■ Do this ■
Find the word "Política" in the records below. List each line containing it.

■ Extracted information ■
^^^^^^^^^^^^^^^^
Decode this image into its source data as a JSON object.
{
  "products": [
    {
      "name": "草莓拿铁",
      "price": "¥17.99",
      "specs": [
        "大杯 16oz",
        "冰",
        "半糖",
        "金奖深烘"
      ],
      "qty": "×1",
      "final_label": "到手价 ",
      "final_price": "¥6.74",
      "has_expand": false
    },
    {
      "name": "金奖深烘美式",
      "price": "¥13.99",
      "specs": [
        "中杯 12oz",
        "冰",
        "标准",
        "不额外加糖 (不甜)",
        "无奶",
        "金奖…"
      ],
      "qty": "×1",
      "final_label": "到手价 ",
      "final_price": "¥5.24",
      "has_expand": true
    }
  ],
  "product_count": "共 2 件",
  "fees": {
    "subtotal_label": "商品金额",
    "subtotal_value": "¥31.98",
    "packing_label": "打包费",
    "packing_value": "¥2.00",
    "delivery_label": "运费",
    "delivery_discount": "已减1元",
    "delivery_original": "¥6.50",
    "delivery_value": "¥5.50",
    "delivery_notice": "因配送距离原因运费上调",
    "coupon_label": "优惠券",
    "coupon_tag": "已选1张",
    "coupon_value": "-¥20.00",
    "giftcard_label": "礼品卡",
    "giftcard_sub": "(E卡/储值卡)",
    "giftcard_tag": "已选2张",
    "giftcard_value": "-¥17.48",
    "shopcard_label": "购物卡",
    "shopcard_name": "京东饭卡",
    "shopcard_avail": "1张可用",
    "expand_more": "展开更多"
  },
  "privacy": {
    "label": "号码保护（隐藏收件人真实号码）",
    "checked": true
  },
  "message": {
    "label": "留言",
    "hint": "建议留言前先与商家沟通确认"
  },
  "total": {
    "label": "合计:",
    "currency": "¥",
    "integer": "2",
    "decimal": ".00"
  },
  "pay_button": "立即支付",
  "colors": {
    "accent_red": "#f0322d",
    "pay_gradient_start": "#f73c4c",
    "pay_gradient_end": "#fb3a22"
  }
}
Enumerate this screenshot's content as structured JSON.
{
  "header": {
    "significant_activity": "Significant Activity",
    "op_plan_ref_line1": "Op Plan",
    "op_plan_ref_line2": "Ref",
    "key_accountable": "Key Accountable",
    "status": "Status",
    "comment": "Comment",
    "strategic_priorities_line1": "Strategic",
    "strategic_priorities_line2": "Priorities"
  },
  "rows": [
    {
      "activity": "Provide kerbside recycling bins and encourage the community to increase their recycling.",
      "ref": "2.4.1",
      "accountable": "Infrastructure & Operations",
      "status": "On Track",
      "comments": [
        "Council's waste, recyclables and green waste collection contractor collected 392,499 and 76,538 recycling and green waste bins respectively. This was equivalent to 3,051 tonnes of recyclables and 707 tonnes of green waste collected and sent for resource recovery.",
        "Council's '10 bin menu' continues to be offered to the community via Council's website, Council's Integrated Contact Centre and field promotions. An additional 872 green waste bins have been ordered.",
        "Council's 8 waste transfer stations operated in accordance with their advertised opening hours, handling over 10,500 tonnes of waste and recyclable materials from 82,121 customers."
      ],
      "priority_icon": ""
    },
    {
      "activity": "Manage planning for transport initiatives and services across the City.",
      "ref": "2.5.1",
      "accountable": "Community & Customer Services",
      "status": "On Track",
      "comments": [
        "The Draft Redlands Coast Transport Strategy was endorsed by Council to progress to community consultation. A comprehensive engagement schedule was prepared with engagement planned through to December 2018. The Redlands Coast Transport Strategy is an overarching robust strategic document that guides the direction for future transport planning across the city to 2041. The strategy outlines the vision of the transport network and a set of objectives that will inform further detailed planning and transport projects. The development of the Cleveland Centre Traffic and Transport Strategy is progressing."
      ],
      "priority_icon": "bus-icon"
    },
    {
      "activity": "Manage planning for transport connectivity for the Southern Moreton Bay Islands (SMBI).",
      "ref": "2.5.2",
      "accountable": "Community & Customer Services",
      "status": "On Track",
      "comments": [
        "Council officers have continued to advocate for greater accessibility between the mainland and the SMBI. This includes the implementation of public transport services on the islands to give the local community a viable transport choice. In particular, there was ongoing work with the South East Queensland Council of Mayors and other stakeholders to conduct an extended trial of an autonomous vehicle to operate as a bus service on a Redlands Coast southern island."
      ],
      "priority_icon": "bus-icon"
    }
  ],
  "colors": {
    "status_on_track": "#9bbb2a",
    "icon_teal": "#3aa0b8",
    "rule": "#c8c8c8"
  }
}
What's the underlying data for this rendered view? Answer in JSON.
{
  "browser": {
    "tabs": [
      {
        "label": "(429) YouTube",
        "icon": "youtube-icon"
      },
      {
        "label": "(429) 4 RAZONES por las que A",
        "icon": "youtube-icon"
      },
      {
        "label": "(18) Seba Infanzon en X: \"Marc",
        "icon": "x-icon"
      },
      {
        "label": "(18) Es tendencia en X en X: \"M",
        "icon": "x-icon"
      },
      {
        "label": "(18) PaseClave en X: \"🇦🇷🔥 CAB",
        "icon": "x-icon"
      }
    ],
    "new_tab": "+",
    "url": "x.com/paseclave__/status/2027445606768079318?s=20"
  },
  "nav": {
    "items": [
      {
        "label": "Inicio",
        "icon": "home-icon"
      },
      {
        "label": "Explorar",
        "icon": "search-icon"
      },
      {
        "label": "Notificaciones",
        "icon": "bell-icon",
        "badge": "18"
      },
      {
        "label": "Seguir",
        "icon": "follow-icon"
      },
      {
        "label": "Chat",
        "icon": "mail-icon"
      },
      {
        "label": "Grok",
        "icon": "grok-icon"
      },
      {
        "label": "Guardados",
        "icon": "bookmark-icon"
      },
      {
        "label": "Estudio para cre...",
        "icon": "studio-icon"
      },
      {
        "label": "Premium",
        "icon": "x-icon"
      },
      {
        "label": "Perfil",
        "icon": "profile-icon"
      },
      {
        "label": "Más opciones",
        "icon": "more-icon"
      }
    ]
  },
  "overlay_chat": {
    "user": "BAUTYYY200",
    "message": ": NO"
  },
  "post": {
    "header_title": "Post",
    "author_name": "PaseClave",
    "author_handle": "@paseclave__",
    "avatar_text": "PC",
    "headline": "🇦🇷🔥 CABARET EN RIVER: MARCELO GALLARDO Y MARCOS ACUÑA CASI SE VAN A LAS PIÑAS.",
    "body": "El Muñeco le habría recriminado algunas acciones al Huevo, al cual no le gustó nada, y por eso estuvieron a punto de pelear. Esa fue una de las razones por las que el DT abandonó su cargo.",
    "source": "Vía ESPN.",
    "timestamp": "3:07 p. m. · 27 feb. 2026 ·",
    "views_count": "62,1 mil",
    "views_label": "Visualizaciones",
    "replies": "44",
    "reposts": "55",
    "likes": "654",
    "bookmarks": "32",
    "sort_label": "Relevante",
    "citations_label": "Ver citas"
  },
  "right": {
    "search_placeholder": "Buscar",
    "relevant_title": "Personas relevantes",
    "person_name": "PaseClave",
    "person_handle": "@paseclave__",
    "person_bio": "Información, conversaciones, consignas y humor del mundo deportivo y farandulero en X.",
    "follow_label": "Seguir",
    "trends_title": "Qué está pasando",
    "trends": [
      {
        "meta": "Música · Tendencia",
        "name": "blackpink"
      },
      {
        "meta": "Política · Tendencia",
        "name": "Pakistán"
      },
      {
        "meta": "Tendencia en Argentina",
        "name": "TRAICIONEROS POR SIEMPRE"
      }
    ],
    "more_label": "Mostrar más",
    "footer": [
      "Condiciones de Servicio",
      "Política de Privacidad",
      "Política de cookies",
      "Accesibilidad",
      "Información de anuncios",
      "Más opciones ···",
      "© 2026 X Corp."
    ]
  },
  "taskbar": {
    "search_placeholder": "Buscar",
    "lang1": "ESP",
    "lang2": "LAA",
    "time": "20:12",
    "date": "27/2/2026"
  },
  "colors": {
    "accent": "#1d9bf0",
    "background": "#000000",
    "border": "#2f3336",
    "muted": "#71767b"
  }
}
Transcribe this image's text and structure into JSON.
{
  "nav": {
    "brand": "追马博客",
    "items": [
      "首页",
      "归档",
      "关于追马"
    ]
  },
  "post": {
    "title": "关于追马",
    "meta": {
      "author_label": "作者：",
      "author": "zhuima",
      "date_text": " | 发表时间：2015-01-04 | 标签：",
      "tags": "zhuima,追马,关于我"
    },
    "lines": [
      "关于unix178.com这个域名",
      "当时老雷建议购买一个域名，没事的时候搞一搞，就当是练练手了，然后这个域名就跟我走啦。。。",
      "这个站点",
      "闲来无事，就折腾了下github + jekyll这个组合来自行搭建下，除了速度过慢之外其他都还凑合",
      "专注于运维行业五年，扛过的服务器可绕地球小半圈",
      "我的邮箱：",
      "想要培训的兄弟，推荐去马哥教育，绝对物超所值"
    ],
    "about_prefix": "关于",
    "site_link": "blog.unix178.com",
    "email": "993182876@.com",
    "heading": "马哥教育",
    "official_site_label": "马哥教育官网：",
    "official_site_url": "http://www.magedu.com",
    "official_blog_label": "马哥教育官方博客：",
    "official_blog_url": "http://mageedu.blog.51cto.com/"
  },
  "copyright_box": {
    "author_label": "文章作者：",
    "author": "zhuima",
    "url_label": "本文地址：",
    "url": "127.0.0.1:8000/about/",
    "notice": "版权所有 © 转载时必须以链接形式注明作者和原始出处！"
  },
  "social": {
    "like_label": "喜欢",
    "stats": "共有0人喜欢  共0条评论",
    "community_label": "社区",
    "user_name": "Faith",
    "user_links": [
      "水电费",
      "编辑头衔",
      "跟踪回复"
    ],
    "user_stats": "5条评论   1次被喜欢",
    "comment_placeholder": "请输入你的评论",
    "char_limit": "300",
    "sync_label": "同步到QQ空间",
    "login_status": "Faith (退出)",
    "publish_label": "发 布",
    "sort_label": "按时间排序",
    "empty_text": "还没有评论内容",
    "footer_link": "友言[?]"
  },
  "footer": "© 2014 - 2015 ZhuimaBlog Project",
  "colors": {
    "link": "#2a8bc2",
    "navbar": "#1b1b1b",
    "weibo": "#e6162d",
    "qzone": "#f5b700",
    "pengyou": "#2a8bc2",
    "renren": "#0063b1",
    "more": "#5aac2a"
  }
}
^^^^^^^^^^^^^^^^
■ Full solution ■
        "meta": "Política · Tendencia",
      "Política de Privacidad",
      "Política de cookies",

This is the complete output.